** start of RECORD EXCERPTS **

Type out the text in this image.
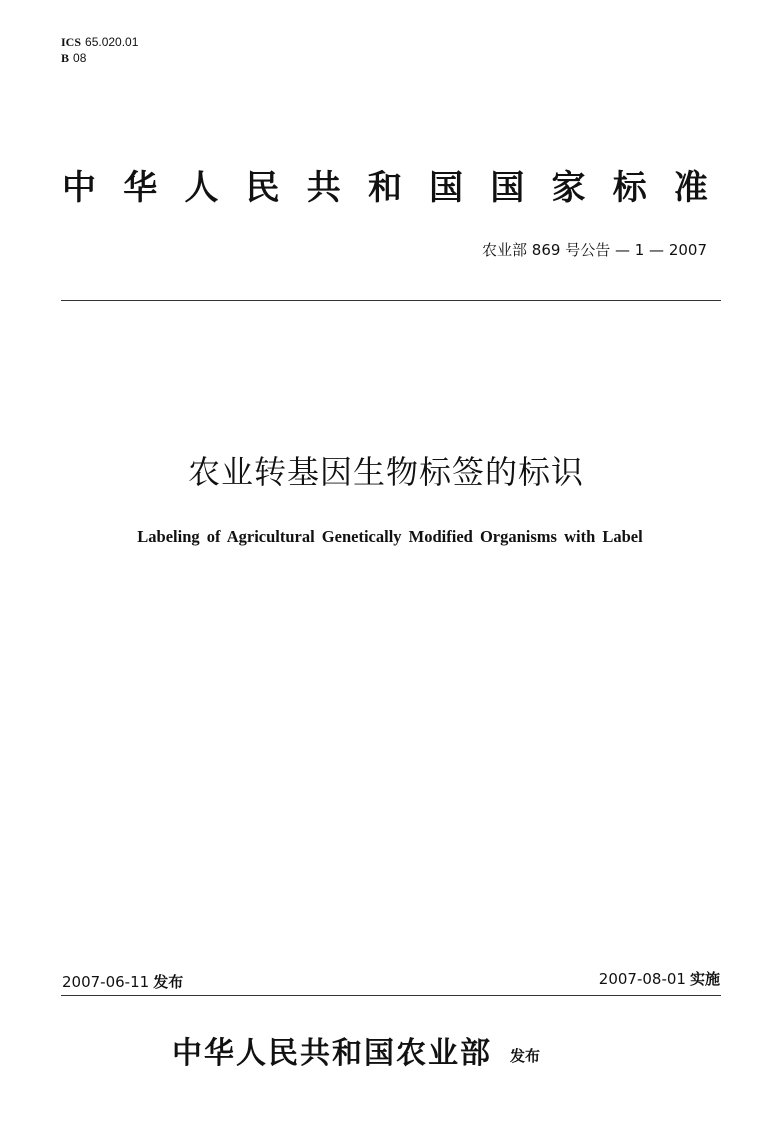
ICS 65.020.01
B 08
中 华 人 民 共 和 国 国 家 标 准
农业部 869 号公告 — 1 — 2007
农业转基因生物标签的标识
Labeling of Agricultural Genetically Modified Organisms with Label
2007-06-11 发布	2007-08-01 实施
中华人民共和国农业部 发布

** end of RECORD EXCERPTS **

INSTRUCTIONS TO FOLLOW: The records above need to be given again exactly. Omit the pictures.

RESULT OF THE TASK:
Type out the text in this image.
ICS 65.020.01
B 08
中 华 人 民 共 和 国 国 家 标 准
农业部 869 号公告 — 1 — 2007
农业转基因生物标签的标识
Labeling of Agricultural Genetically Modified Organisms with Label
2007-06-11 发布	2007-08-01 实施
中华人民共和国农业部 发布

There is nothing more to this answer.